• [WHAT YOU SHOULD DO] Skip any picture you find and retype all the remaining lines exactly.

— Start of MATERIAL FOR THE TASK —

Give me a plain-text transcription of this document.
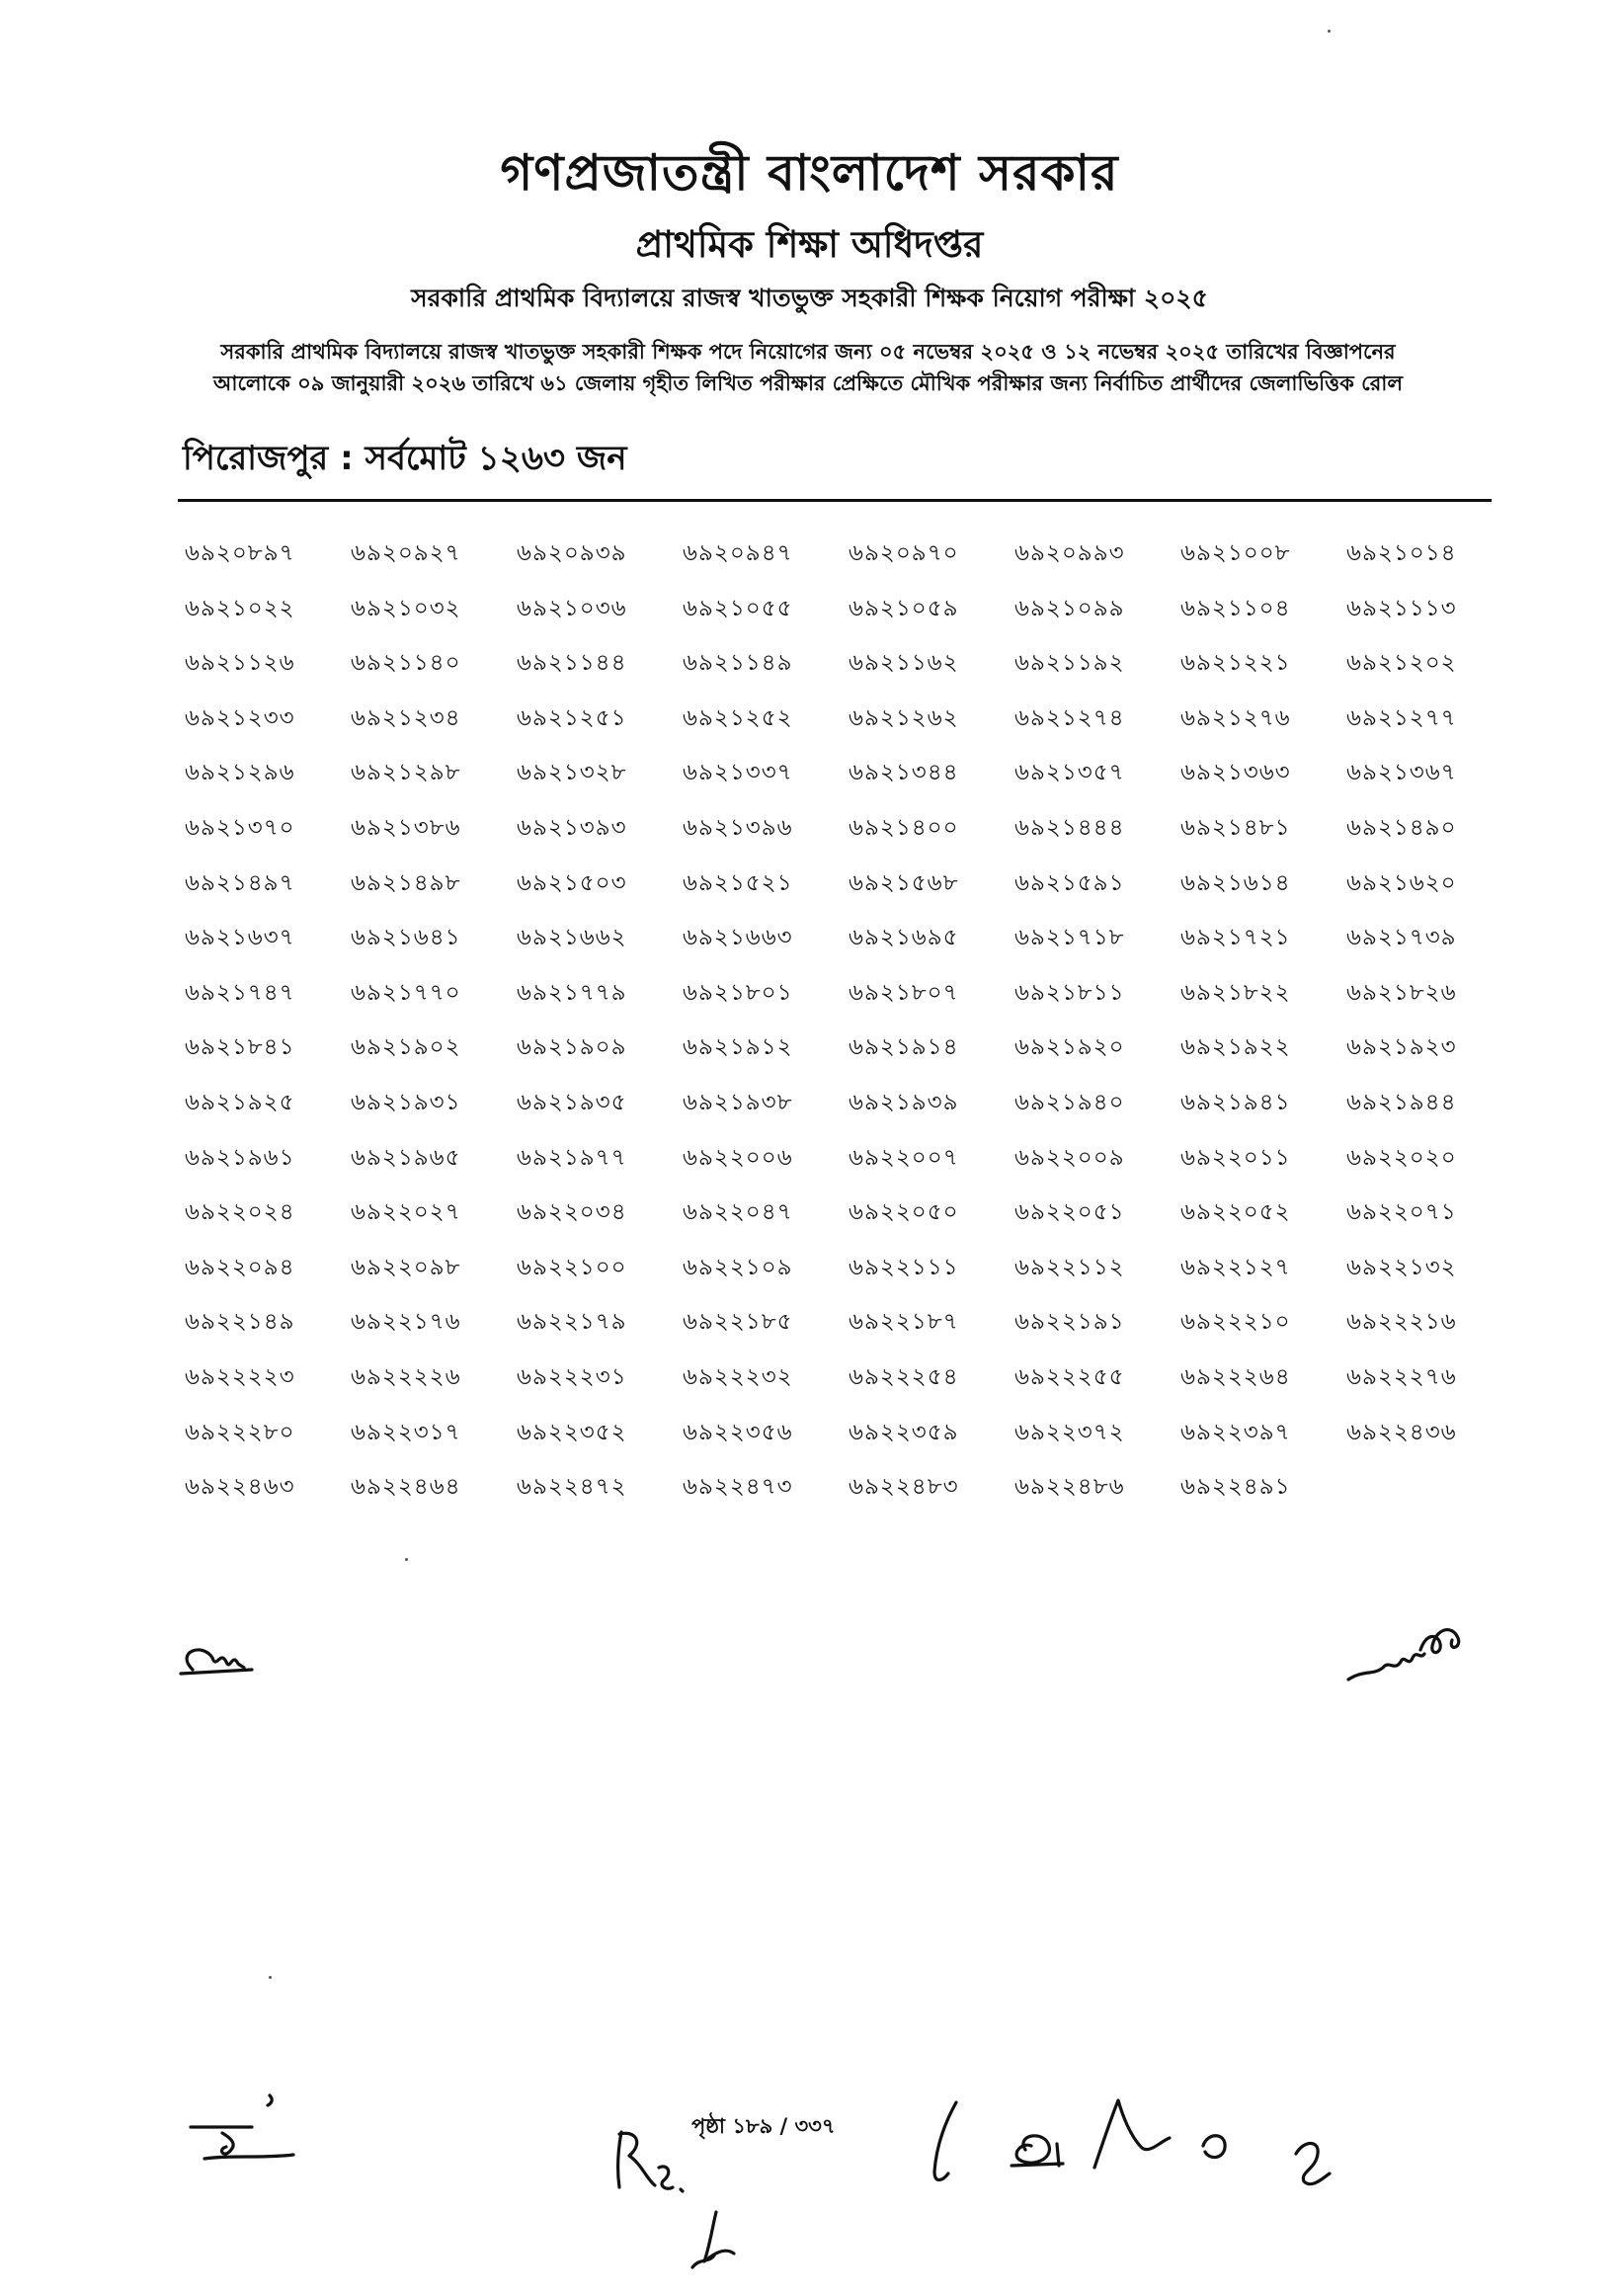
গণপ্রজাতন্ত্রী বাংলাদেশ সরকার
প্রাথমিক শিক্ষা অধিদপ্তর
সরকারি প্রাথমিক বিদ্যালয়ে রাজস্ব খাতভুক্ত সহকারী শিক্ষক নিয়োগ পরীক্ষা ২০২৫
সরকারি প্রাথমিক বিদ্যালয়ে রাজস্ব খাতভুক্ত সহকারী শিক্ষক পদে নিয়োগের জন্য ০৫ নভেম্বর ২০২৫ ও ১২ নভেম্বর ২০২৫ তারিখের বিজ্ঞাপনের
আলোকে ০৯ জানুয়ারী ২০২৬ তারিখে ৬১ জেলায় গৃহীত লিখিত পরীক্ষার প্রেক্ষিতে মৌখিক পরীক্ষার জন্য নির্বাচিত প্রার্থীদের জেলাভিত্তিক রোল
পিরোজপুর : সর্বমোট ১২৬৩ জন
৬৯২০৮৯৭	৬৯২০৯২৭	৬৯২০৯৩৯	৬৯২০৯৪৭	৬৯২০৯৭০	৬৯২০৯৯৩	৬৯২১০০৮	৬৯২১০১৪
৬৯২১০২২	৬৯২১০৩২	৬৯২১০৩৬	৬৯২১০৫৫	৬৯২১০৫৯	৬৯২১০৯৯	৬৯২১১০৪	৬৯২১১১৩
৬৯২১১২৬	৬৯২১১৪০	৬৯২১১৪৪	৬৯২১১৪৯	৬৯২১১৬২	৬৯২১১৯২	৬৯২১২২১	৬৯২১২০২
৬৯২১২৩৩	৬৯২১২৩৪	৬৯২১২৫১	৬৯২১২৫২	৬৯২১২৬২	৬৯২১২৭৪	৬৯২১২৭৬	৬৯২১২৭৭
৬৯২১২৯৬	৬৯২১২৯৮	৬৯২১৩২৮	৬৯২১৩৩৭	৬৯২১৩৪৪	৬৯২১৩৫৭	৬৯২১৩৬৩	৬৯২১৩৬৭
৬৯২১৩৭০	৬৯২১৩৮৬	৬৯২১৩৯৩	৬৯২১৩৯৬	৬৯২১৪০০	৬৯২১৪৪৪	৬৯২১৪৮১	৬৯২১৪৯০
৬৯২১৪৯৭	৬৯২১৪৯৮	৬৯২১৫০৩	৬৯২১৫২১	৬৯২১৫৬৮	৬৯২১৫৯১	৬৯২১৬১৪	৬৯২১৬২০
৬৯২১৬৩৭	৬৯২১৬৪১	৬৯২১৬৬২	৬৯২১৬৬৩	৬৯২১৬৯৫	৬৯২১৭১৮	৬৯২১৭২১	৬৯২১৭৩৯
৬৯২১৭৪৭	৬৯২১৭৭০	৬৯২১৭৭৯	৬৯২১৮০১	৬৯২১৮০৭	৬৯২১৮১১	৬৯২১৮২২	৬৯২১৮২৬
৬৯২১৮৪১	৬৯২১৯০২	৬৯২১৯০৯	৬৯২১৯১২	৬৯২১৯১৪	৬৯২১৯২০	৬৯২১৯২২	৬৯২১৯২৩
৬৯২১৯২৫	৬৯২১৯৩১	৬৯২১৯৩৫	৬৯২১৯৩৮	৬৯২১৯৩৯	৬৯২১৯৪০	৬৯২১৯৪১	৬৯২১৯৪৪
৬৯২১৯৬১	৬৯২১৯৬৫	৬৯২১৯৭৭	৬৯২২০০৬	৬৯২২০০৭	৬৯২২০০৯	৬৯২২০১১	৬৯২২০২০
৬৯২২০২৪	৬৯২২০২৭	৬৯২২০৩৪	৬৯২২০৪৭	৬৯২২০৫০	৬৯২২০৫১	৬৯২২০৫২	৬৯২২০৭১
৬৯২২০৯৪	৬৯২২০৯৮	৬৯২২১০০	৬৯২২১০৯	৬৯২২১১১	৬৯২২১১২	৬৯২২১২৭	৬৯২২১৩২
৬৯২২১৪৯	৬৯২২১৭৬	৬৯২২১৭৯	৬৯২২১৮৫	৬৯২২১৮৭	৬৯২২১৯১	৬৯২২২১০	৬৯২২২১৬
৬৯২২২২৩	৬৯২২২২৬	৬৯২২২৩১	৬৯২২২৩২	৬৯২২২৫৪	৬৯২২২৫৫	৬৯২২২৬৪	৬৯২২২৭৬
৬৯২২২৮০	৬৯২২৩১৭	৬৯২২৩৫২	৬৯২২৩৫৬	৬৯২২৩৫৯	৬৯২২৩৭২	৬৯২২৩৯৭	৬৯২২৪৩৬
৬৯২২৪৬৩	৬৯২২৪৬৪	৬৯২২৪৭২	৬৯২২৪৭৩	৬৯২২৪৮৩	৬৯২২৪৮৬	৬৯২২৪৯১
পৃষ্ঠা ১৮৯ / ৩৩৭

— End of MATERIAL FOR THE TASK —

• [COMPLETE RESPONSE]
Give me a plain-text transcription of this document.
গণপ্রজাতন্ত্রী বাংলাদেশ সরকার
প্রাথমিক শিক্ষা অধিদপ্তর
সরকারি প্রাথমিক বিদ্যালয়ে রাজস্ব খাতভুক্ত সহকারী শিক্ষক নিয়োগ পরীক্ষা ২০২৫
সরকারি প্রাথমিক বিদ্যালয়ে রাজস্ব খাতভুক্ত সহকারী শিক্ষক পদে নিয়োগের জন্য ০৫ নভেম্বর ২০২৫ ও ১২ নভেম্বর ২০২৫ তারিখের বিজ্ঞাপনের
আলোকে ০৯ জানুয়ারী ২০২৬ তারিখে ৬১ জেলায় গৃহীত লিখিত পরীক্ষার প্রেক্ষিতে মৌখিক পরীক্ষার জন্য নির্বাচিত প্রার্থীদের জেলাভিত্তিক রোল
পিরোজপুর : সর্বমোট ১২৬৩ জন
৬৯২০৮৯৭	৬৯২০৯২৭	৬৯২০৯৩৯	৬৯২০৯৪৭	৬৯২০৯৭০	৬৯২০৯৯৩	৬৯২১০০৮	৬৯২১০১৪
৬৯২১০২২	৬৯২১০৩২	৬৯২১০৩৬	৬৯২১০৫৫	৬৯২১০৫৯	৬৯২১০৯৯	৬৯২১১০৪	৬৯২১১১৩
৬৯২১১২৬	৬৯২১১৪০	৬৯২১১৪৪	৬৯২১১৪৯	৬৯২১১৬২	৬৯২১১৯২	৬৯২১২২১	৬৯২১২০২
৬৯২১২৩৩	৬৯২১২৩৪	৬৯২১২৫১	৬৯২১২৫২	৬৯২১২৬২	৬৯২১২৭৪	৬৯২১২৭৬	৬৯২১২৭৭
৬৯২১২৯৬	৬৯২১২৯৮	৬৯২১৩২৮	৬৯২১৩৩৭	৬৯২১৩৪৪	৬৯২১৩৫৭	৬৯২১৩৬৩	৬৯২১৩৬৭
৬৯২১৩৭০	৬৯২১৩৮৬	৬৯২১৩৯৩	৬৯২১৩৯৬	৬৯২১৪০০	৬৯২১৪৪৪	৬৯২১৪৮১	৬৯২১৪৯০
৬৯২১৪৯৭	৬৯২১৪৯৮	৬৯২১৫০৩	৬৯২১৫২১	৬৯২১৫৬৮	৬৯২১৫৯১	৬৯২১৬১৪	৬৯২১৬২০
৬৯২১৬৩৭	৬৯২১৬৪১	৬৯২১৬৬২	৬৯২১৬৬৩	৬৯২১৬৯৫	৬৯২১৭১৮	৬৯২১৭২১	৬৯২১৭৩৯
৬৯২১৭৪৭	৬৯২১৭৭০	৬৯২১৭৭৯	৬৯২১৮০১	৬৯২১৮০৭	৬৯২১৮১১	৬৯২১৮২২	৬৯২১৮২৬
৬৯২১৮৪১	৬৯২১৯০২	৬৯২১৯০৯	৬৯২১৯১২	৬৯২১৯১৪	৬৯২১৯২০	৬৯২১৯২২	৬৯২১৯২৩
৬৯২১৯২৫	৬৯২১৯৩১	৬৯২১৯৩৫	৬৯২১৯৩৮	৬৯২১৯৩৯	৬৯২১৯৪০	৬৯২১৯৪১	৬৯২১৯৪৪
৬৯২১৯৬১	৬৯২১৯৬৫	৬৯২১৯৭৭	৬৯২২০০৬	৬৯২২০০৭	৬৯২২০০৯	৬৯২২০১১	৬৯২২০২০
৬৯২২০২৪	৬৯২২০২৭	৬৯২২০৩৪	৬৯২২০৪৭	৬৯২২০৫০	৬৯২২০৫১	৬৯২২০৫২	৬৯২২০৭১
৬৯২২০৯৪	৬৯২২০৯৮	৬৯২২১০০	৬৯২২১০৯	৬৯২২১১১	৬৯২২১১২	৬৯২২১২৭	৬৯২২১৩২
৬৯২২১৪৯	৬৯২২১৭৬	৬৯২২১৭৯	৬৯২২১৮৫	৬৯২২১৮৭	৬৯২২১৯১	৬৯২২২১০	৬৯২২২১৬
৬৯২২২২৩	৬৯২২২২৬	৬৯২২২৩১	৬৯২২২৩২	৬৯২২২৫৪	৬৯২২২৫৫	৬৯২২২৬৪	৬৯২২২৭৬
৬৯২২২৮০	৬৯২২৩১৭	৬৯২২৩৫২	৬৯২২৩৫৬	৬৯২২৩৫৯	৬৯২২৩৭২	৬৯২২৩৯৭	৬৯২২৪৩৬
৬৯২২৪৬৩	৬৯২২৪৬৪	৬৯২২৪৭২	৬৯২২৪৭৩	৬৯২২৪৮৩	৬৯২২৪৮৬	৬৯২২৪৯১
পৃষ্ঠা ১৮৯ / ৩৩৭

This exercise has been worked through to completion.